Exercise details. Narrow the data below down to the lines containing "order".

Stored records.
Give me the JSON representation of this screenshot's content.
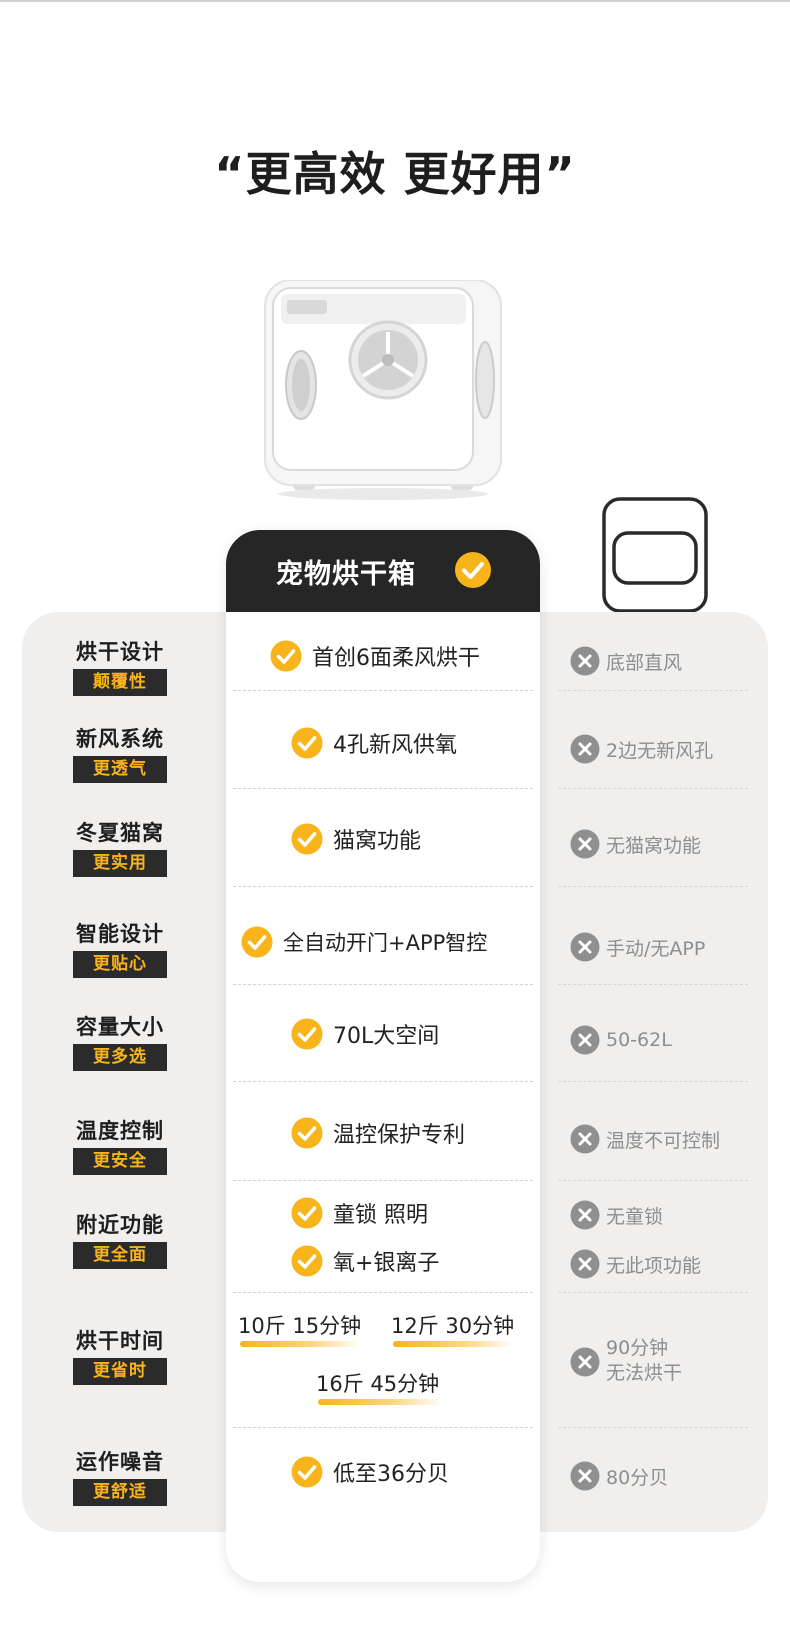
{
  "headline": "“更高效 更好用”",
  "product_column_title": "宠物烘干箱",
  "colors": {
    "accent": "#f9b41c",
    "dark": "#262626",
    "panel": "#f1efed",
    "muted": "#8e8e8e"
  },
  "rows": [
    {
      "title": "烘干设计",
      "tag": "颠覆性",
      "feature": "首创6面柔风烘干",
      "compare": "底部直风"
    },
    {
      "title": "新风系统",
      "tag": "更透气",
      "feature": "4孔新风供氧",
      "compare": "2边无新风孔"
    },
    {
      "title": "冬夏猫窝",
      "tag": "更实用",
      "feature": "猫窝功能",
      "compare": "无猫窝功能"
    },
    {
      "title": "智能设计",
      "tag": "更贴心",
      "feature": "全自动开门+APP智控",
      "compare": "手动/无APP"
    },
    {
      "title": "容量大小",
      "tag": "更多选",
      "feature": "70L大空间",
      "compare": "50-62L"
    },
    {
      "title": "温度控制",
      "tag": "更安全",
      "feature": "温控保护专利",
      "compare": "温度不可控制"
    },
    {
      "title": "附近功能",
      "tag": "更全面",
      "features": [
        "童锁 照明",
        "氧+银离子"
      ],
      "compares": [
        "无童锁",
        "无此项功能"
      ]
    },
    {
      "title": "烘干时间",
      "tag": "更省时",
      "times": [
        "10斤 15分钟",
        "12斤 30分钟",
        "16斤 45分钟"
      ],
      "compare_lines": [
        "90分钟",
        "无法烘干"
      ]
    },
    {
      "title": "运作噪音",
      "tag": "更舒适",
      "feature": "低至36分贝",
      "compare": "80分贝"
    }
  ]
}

==

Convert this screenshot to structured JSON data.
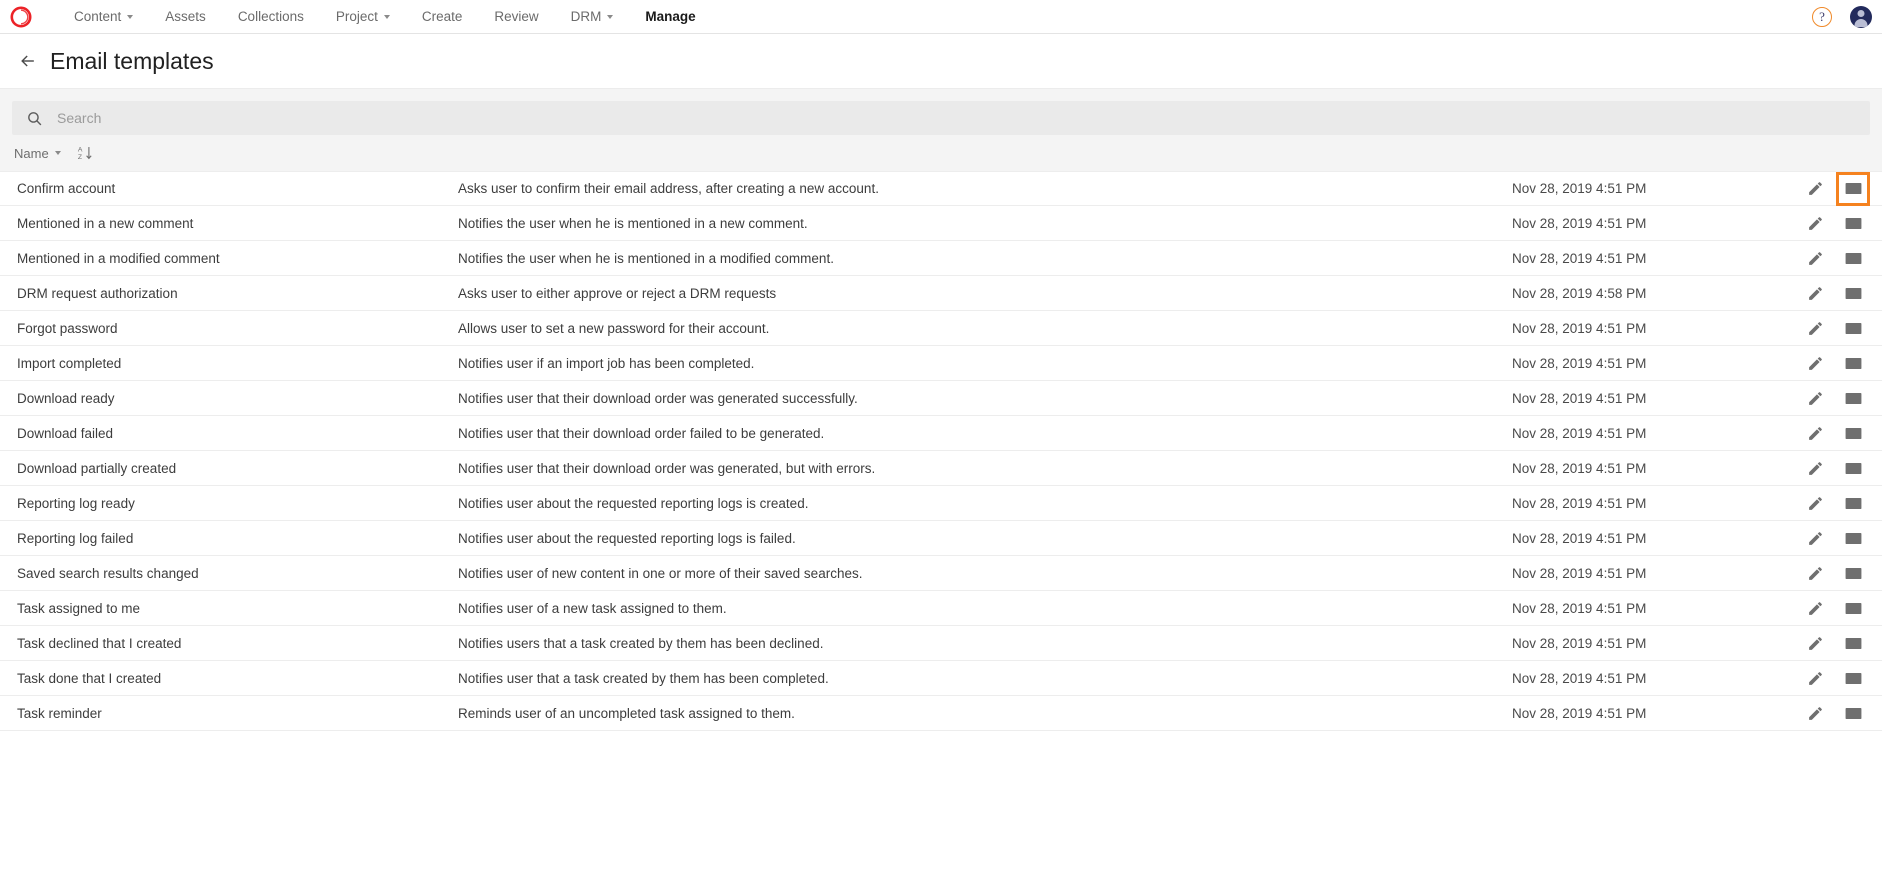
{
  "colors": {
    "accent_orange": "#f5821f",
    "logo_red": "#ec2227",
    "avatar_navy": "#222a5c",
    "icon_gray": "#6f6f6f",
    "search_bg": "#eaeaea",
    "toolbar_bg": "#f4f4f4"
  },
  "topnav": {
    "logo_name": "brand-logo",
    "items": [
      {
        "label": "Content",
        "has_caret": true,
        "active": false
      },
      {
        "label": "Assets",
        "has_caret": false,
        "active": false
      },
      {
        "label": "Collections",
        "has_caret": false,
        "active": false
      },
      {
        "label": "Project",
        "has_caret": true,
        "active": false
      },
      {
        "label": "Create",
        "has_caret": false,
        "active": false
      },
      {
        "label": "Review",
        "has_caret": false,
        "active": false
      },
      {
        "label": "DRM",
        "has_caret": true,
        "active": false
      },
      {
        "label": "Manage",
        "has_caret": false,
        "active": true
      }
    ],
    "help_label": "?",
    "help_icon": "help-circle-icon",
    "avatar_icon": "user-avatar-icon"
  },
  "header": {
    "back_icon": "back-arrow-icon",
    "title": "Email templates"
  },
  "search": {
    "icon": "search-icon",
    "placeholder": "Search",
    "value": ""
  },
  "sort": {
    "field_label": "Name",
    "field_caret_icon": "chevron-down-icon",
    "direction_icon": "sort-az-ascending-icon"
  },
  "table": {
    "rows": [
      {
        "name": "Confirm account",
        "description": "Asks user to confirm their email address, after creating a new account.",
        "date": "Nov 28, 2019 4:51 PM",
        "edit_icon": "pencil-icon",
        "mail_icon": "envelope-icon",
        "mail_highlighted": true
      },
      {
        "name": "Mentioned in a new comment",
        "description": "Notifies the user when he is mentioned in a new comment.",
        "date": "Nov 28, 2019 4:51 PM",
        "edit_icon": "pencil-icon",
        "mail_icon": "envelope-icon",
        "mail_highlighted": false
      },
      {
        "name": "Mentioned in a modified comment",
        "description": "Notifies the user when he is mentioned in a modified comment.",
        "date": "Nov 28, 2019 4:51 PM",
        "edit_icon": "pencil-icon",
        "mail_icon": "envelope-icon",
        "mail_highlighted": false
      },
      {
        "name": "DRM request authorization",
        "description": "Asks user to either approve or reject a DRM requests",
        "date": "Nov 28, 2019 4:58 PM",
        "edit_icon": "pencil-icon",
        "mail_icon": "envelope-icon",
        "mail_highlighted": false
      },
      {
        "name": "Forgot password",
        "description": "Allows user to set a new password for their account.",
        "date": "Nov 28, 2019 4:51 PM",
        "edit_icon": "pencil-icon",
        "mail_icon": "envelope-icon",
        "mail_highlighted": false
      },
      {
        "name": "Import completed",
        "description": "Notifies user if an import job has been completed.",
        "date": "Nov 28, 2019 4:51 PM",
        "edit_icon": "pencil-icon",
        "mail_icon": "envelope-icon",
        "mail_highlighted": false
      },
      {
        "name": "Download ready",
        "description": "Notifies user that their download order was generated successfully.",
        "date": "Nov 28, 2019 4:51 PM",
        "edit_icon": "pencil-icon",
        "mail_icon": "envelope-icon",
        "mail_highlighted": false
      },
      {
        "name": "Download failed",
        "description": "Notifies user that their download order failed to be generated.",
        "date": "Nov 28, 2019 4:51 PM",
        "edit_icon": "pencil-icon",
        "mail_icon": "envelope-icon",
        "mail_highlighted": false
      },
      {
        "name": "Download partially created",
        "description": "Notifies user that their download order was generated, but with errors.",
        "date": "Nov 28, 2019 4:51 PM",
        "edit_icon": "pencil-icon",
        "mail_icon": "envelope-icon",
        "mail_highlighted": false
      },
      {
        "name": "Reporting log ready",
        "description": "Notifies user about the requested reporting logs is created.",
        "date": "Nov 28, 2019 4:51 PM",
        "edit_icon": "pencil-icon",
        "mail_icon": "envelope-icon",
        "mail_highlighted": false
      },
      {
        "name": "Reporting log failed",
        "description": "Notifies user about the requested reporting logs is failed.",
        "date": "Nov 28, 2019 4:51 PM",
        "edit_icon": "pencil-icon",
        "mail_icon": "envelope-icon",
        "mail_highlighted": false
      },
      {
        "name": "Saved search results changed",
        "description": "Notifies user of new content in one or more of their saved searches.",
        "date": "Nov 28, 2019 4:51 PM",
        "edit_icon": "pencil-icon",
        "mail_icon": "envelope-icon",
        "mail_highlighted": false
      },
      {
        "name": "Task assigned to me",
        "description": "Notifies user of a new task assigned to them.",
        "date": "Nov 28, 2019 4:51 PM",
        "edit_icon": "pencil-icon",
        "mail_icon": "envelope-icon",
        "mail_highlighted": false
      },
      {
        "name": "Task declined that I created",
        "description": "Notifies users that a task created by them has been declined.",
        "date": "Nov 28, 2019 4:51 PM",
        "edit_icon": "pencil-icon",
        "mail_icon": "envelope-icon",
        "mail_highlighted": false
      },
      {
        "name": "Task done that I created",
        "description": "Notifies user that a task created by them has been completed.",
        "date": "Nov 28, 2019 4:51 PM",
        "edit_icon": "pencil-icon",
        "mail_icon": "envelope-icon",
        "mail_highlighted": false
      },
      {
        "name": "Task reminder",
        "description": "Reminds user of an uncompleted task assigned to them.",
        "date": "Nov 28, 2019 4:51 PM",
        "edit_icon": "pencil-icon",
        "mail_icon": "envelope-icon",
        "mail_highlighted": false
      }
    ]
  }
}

Task output.
        "description": "Notifies user that their download order was generated successfully.",
        "description": "Notifies user that their download order failed to be generated.",
        "description": "Notifies user that their download order was generated, but with errors.",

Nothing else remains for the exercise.